- AIM: Word for word, restate every line of the listing that follows.

Records contained in a dataset
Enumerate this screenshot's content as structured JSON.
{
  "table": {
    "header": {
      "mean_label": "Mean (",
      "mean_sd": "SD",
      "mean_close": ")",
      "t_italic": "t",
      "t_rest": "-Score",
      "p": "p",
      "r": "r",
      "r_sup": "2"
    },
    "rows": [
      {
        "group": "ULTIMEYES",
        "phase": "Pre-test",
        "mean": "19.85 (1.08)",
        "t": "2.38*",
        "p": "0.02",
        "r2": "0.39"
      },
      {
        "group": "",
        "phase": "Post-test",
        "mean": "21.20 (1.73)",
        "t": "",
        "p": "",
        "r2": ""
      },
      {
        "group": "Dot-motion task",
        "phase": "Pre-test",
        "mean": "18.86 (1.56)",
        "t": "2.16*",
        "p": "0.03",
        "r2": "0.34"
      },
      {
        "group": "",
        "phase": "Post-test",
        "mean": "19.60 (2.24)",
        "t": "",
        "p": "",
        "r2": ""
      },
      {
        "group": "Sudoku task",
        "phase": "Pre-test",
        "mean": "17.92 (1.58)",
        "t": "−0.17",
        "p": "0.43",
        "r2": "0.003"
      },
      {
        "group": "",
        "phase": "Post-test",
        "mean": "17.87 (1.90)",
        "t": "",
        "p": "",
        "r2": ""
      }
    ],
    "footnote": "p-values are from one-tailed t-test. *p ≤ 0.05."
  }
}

- CORRECT OUTPUT:
Enumerate this screenshot's content as structured JSON.
{
  "table": {
    "header": {
      "mean_label": "Mean (",
      "mean_sd": "SD",
      "mean_close": ")",
      "t_italic": "t",
      "t_rest": "-Score",
      "p": "p",
      "r": "r",
      "r_sup": "2"
    },
    "rows": [
      {
        "group": "ULTIMEYES",
        "phase": "Pre-test",
        "mean": "19.85 (1.08)",
        "t": "2.38*",
        "p": "0.02",
        "r2": "0.39"
      },
      {
        "group": "",
        "phase": "Post-test",
        "mean": "21.20 (1.73)",
        "t": "",
        "p": "",
        "r2": ""
      },
      {
        "group": "Dot-motion task",
        "phase": "Pre-test",
        "mean": "18.86 (1.56)",
        "t": "2.16*",
        "p": "0.03",
        "r2": "0.34"
      },
      {
        "group": "",
        "phase": "Post-test",
        "mean": "19.60 (2.24)",
        "t": "",
        "p": "",
        "r2": ""
      },
      {
        "group": "Sudoku task",
        "phase": "Pre-test",
        "mean": "17.92 (1.58)",
        "t": "−0.17",
        "p": "0.43",
        "r2": "0.003"
      },
      {
        "group": "",
        "phase": "Post-test",
        "mean": "17.87 (1.90)",
        "t": "",
        "p": "",
        "r2": ""
      }
    ],
    "footnote": "p-values are from one-tailed t-test. *p ≤ 0.05."
  }
}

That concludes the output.